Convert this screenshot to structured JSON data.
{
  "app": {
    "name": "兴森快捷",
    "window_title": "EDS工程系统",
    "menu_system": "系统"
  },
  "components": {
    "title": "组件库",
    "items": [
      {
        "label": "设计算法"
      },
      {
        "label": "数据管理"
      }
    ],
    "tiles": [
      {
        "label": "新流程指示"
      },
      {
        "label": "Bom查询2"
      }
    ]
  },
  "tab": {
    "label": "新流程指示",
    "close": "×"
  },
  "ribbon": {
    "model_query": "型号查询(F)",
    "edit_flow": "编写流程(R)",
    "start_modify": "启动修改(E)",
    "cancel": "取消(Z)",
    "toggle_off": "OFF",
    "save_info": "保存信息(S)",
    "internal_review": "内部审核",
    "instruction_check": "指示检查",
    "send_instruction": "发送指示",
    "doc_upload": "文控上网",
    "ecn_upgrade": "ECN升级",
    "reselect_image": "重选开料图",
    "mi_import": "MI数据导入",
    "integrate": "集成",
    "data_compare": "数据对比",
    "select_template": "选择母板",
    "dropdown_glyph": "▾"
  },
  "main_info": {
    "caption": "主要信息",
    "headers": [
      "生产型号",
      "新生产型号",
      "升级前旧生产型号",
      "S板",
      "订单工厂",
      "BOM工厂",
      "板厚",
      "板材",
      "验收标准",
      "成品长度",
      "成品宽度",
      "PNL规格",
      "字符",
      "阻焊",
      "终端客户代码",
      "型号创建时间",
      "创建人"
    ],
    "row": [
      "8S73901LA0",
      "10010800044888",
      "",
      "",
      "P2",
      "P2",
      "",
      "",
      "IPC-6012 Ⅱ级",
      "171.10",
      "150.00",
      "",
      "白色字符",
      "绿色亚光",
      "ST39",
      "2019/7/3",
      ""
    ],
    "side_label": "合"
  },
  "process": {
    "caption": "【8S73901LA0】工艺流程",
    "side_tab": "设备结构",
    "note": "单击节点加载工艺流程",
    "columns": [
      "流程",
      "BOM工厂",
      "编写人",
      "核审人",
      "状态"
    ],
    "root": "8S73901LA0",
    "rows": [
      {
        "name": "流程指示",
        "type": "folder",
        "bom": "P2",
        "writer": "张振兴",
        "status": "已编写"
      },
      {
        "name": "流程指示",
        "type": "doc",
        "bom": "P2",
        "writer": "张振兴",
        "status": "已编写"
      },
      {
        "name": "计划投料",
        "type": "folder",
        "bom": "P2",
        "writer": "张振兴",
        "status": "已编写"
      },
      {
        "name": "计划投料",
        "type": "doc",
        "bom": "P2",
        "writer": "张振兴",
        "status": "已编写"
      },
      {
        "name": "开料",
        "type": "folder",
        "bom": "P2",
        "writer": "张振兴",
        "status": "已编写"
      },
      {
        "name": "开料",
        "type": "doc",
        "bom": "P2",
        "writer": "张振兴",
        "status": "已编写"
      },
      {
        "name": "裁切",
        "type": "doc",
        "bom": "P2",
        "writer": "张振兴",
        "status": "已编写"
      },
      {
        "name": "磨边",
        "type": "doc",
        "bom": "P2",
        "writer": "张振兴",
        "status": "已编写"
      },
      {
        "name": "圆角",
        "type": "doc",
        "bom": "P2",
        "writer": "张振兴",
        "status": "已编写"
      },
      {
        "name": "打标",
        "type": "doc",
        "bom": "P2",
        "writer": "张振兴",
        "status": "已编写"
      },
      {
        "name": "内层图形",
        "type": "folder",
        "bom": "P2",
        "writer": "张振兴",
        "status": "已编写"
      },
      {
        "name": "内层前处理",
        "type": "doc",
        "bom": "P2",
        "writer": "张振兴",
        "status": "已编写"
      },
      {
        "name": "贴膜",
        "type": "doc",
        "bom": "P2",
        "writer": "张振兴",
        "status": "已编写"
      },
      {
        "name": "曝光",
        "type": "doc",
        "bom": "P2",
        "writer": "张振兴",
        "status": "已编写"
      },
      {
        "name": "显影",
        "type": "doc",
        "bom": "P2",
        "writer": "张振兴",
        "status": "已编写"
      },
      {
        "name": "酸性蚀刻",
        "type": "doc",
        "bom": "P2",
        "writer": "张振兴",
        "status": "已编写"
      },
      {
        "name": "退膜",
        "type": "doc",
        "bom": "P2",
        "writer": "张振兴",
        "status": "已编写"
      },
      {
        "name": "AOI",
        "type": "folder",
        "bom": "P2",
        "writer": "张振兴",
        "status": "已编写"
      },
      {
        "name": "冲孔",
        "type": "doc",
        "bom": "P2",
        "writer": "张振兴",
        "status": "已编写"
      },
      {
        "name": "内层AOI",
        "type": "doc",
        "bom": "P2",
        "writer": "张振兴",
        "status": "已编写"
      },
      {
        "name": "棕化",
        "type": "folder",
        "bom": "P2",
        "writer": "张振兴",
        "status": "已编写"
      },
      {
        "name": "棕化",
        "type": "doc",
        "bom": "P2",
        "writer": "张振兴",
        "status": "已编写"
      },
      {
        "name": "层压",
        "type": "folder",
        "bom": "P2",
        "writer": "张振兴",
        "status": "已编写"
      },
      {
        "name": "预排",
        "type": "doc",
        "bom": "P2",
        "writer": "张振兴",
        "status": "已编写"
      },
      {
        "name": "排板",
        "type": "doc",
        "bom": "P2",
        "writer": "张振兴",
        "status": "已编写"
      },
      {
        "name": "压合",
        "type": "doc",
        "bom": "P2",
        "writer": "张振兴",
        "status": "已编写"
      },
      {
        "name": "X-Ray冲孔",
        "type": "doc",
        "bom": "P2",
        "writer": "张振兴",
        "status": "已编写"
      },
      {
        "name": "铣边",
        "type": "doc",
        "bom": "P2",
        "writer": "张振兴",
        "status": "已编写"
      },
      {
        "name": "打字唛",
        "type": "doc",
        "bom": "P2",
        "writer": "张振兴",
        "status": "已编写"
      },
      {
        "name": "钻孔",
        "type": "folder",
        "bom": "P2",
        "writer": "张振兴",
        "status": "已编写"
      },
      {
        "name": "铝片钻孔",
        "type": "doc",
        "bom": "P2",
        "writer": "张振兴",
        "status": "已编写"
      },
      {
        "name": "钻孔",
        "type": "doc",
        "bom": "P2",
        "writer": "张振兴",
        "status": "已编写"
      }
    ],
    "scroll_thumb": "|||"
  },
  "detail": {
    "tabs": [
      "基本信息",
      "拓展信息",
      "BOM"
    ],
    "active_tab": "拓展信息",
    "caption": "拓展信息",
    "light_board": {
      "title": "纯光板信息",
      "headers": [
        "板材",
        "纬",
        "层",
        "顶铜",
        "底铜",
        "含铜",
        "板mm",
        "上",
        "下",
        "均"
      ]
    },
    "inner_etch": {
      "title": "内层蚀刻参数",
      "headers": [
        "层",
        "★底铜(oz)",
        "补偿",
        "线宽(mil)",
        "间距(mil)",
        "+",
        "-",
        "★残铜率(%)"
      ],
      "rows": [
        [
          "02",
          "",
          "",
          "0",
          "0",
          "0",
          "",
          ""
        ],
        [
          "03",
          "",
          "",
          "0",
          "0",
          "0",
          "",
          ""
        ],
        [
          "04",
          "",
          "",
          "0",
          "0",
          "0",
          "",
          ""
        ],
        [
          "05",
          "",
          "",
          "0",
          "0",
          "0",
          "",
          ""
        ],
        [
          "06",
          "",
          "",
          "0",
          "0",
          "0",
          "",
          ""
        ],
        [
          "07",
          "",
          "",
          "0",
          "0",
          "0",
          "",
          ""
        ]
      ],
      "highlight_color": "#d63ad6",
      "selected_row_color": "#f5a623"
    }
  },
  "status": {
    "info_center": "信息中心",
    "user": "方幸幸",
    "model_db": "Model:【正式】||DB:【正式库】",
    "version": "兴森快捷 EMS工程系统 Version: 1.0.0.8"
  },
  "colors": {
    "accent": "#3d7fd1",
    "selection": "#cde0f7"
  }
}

> **What you are asked to do**
Identify each line in the records above that contains the word "兴森快捷", and copy it out in full.

> **Solution below**
    "name": "兴森快捷",
    "version": "兴森快捷 EMS工程系统 Version: 1.0.0.8"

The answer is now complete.